# Required task
Repeat, exactly and alone, every line from the line that contains "Give me the" to the end of the entries.

[Records start]

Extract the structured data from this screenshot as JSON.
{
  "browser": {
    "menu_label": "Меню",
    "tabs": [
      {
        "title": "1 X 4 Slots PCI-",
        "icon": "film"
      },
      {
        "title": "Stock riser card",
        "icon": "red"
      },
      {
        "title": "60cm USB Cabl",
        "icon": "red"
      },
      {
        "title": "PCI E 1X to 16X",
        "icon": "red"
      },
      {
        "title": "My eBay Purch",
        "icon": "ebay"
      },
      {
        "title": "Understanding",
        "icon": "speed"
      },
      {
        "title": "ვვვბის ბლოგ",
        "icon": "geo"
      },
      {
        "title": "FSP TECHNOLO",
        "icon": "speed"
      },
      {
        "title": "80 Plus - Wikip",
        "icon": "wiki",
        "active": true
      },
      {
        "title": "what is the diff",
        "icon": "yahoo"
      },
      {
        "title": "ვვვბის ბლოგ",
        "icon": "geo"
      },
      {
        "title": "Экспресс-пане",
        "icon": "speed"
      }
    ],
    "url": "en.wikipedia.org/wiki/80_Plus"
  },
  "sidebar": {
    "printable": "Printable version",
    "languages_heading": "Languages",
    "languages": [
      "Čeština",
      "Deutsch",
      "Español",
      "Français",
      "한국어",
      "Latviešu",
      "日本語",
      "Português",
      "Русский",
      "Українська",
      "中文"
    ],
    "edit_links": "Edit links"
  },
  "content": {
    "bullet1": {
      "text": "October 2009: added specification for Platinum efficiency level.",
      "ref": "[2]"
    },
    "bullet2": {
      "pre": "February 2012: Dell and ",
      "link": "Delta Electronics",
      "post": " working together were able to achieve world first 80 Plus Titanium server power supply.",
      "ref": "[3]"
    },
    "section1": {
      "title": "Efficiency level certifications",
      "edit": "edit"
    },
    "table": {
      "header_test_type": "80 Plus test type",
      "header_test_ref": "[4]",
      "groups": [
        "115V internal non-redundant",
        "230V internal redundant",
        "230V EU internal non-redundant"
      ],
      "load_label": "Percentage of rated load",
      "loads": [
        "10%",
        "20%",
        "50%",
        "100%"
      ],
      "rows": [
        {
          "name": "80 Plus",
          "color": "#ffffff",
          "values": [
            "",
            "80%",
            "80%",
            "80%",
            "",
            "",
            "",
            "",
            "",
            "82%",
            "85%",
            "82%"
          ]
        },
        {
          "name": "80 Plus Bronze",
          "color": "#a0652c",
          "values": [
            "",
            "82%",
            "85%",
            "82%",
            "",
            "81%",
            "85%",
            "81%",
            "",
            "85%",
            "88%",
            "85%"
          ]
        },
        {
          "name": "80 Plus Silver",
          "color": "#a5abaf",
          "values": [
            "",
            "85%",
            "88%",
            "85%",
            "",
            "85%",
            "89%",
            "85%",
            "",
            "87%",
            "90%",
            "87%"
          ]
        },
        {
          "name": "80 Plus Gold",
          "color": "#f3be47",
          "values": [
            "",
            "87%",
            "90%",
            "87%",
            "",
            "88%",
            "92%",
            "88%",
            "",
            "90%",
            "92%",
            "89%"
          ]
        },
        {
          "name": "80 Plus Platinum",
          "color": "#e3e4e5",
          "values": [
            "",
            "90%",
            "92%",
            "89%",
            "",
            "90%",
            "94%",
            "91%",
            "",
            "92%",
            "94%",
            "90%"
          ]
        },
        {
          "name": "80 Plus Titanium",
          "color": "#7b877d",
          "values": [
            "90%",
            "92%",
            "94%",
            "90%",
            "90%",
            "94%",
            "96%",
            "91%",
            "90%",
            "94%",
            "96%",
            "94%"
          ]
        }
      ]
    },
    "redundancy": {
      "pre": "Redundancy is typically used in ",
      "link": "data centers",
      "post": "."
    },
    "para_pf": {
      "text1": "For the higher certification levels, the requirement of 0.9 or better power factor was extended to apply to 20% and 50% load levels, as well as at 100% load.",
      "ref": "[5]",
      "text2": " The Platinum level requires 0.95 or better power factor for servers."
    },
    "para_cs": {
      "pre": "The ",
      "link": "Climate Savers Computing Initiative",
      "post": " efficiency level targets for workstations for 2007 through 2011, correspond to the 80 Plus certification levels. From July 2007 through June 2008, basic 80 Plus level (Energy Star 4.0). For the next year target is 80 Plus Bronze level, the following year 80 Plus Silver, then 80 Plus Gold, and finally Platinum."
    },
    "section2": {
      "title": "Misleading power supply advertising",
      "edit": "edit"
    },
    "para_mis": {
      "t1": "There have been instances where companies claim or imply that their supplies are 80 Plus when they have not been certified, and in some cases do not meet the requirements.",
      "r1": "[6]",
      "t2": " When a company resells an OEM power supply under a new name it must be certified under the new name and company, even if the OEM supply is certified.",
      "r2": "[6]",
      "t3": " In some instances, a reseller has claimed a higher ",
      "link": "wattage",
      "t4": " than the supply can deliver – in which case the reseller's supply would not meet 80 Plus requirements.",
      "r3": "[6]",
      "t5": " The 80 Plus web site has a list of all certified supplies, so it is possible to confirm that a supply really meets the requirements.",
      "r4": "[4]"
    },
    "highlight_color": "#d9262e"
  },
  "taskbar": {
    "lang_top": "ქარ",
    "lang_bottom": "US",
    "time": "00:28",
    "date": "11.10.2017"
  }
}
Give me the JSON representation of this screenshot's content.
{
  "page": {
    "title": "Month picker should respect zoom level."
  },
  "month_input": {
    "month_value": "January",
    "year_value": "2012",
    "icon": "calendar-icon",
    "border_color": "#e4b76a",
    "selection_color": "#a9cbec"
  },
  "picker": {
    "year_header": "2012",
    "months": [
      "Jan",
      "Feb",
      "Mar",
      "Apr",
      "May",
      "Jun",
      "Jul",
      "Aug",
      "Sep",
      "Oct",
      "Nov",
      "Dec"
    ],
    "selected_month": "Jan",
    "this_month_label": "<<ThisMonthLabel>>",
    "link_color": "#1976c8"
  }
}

[Records end]

# The response
Give me the JSON representation of this screenshot's content.
{
  "page": {
    "title": "Month picker should respect zoom level."
  },
  "month_input": {
    "month_value": "January",
    "year_value": "2012",
    "icon": "calendar-icon",
    "border_color": "#e4b76a",
    "selection_color": "#a9cbec"
  },
  "picker": {
    "year_header": "2012",
    "months": [
      "Jan",
      "Feb",
      "Mar",
      "Apr",
      "May",
      "Jun",
      "Jul",
      "Aug",
      "Sep",
      "Oct",
      "Nov",
      "Dec"
    ],
    "selected_month": "Jan",
    "this_month_label": "<<ThisMonthLabel>>",
    "link_color": "#1976c8"
  }
}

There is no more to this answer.